Search the records for "духовке" and copy each line that holds it.

--- START OF EXCERPTED DATA ---

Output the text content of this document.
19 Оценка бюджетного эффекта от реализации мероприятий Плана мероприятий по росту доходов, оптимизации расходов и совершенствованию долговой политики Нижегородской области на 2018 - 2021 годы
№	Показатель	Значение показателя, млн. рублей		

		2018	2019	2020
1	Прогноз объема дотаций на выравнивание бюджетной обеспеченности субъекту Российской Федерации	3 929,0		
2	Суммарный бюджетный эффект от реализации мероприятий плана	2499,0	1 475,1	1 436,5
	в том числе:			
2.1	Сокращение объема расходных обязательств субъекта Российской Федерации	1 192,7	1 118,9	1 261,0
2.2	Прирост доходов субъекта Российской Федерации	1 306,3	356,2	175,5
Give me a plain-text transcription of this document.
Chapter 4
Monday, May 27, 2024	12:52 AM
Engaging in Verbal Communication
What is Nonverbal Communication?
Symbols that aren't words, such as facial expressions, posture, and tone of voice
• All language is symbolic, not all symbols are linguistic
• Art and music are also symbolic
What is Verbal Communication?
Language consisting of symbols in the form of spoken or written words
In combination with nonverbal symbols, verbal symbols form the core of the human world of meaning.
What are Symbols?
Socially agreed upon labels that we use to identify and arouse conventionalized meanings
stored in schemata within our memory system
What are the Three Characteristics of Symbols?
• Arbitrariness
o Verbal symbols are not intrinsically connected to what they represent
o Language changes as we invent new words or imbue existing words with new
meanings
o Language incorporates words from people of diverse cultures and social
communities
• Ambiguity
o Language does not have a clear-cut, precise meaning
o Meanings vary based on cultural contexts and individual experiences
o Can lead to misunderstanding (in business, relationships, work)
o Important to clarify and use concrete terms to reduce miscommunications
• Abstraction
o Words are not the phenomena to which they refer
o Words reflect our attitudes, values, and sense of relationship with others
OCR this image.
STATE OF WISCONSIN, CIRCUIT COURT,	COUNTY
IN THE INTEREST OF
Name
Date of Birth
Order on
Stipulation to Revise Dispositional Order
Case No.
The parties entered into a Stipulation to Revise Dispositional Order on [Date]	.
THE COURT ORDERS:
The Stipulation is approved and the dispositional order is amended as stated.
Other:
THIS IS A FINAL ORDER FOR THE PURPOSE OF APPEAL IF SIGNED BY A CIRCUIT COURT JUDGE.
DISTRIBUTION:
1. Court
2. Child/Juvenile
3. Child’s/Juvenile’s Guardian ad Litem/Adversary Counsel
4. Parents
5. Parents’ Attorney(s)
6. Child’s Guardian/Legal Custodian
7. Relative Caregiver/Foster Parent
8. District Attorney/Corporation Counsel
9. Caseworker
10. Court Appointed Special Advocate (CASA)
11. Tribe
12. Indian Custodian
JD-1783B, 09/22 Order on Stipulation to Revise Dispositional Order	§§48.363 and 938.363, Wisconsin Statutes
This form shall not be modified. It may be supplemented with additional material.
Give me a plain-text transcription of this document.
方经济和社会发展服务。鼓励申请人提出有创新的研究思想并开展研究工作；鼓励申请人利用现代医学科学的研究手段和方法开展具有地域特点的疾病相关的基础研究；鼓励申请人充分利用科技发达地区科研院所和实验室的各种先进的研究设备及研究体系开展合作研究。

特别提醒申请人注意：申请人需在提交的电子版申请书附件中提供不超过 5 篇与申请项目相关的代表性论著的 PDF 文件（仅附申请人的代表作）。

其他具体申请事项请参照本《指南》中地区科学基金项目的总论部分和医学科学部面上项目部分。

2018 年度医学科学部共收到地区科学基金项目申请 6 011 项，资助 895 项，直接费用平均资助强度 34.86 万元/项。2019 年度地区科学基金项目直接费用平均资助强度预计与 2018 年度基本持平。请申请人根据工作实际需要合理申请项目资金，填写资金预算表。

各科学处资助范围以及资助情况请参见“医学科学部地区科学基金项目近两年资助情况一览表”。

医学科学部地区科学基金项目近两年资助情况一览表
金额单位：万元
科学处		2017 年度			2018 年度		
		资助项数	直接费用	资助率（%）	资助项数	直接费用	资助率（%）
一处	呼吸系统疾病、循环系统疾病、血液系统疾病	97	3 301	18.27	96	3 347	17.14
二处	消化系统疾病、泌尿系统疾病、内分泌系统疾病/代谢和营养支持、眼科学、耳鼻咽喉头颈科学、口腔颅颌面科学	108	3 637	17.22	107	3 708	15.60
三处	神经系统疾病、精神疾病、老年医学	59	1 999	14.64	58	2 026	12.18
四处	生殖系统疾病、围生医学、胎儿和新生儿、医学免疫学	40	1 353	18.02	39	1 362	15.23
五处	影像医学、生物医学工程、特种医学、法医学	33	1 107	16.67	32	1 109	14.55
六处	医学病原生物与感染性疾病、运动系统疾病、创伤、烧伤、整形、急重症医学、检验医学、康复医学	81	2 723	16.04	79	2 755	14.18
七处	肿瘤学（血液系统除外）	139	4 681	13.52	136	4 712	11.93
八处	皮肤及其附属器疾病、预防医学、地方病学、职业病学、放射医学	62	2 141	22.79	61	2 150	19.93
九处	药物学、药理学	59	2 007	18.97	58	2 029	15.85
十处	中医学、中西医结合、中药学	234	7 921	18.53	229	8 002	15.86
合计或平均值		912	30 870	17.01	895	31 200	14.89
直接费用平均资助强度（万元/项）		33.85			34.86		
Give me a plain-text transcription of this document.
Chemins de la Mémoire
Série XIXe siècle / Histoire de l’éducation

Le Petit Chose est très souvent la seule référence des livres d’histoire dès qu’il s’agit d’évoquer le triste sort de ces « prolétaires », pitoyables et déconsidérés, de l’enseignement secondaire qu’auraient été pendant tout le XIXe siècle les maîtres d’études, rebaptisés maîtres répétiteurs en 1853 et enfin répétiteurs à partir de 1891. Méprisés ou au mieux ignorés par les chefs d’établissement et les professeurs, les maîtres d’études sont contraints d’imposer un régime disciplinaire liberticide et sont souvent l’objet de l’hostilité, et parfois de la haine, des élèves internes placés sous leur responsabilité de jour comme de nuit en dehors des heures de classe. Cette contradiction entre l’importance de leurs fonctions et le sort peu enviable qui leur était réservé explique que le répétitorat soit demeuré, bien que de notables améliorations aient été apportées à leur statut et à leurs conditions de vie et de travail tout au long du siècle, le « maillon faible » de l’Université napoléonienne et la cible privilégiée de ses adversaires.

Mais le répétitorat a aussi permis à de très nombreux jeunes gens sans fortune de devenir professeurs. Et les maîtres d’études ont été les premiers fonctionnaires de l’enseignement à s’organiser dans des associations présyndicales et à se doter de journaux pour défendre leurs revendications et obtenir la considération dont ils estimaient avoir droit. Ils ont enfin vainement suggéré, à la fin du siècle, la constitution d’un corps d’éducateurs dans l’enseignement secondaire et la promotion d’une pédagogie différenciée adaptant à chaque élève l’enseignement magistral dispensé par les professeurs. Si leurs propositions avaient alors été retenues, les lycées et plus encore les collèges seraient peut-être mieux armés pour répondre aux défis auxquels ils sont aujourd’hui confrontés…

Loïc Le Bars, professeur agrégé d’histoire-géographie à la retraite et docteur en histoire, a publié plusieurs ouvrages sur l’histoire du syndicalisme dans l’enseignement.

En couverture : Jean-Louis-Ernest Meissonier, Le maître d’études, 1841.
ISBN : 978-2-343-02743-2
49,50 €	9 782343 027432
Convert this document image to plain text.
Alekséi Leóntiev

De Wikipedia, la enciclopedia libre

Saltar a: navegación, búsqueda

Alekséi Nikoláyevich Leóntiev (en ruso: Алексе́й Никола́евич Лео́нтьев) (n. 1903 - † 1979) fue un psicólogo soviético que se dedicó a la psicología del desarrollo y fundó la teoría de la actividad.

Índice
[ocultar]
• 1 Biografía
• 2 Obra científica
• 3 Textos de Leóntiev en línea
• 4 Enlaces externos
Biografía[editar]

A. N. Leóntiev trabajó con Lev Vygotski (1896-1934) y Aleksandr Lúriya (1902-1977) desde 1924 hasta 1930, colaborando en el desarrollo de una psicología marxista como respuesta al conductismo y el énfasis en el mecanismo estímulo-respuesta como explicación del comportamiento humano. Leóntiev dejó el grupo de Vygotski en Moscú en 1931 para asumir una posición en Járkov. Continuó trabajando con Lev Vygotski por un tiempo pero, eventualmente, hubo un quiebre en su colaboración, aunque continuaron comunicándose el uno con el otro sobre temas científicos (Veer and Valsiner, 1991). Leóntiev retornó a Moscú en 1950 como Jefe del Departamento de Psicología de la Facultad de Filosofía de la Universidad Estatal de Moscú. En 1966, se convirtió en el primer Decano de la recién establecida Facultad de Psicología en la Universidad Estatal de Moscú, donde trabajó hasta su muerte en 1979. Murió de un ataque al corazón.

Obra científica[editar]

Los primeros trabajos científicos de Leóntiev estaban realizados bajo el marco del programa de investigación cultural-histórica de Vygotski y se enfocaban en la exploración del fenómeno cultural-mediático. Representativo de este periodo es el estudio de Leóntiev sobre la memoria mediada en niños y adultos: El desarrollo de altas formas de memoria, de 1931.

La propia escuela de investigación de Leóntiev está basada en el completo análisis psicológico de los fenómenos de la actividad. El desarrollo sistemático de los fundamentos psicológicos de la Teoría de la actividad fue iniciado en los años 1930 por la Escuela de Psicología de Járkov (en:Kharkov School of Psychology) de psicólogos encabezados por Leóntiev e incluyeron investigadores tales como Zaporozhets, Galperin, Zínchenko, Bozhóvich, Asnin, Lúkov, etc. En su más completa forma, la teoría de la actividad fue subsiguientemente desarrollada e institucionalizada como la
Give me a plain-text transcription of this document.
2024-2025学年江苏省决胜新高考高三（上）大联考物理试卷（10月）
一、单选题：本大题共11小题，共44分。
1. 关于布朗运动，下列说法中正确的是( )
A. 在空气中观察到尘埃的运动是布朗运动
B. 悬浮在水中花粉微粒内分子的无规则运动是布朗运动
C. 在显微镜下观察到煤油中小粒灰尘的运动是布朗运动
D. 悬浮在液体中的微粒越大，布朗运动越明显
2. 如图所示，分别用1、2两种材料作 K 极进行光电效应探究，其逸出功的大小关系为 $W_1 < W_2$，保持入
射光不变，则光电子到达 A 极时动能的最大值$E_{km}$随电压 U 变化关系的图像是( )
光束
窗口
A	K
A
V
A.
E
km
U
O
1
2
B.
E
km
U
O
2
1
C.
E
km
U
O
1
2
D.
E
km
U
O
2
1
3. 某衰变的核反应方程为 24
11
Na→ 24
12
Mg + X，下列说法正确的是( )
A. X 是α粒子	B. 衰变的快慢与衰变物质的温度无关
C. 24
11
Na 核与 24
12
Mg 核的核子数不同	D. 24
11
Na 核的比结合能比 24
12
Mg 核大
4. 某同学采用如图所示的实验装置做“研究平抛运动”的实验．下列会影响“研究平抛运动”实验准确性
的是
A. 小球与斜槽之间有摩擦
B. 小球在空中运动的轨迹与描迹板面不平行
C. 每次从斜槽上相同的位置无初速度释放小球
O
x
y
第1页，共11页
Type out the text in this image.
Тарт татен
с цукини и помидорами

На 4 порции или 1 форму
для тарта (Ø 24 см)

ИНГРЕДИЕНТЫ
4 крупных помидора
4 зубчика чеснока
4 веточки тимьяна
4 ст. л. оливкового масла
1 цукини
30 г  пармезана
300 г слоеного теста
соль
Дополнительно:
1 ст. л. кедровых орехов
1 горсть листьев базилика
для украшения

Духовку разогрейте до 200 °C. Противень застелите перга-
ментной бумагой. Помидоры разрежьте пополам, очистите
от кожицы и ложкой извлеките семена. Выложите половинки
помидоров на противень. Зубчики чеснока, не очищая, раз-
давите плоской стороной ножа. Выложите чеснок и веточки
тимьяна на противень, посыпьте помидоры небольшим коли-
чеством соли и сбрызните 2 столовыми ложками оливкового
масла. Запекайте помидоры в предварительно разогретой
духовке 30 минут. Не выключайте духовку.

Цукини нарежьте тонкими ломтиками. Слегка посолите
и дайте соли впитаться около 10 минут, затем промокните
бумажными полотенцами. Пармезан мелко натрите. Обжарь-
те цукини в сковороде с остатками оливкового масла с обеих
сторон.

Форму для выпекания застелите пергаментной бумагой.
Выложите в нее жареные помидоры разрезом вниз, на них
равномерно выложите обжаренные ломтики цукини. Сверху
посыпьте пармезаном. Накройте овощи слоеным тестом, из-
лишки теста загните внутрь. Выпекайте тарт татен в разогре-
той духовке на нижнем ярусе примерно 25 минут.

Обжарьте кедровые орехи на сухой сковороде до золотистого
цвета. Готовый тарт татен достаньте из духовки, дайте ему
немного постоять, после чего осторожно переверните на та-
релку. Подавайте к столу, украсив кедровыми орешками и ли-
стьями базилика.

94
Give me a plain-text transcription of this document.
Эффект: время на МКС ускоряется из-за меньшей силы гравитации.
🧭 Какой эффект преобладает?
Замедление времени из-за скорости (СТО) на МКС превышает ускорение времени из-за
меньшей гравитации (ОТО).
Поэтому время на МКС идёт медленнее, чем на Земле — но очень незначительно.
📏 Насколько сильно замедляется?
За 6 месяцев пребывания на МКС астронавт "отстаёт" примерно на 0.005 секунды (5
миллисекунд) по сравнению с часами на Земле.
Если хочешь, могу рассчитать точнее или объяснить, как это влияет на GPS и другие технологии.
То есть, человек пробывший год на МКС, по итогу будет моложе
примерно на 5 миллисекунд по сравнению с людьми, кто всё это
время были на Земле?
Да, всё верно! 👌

--- END OF EXCERPTED DATA ---

REPLY
духовке 30 минут. Не выключайте духовку.
той духовке на нижнем ярусе примерно 25 минут.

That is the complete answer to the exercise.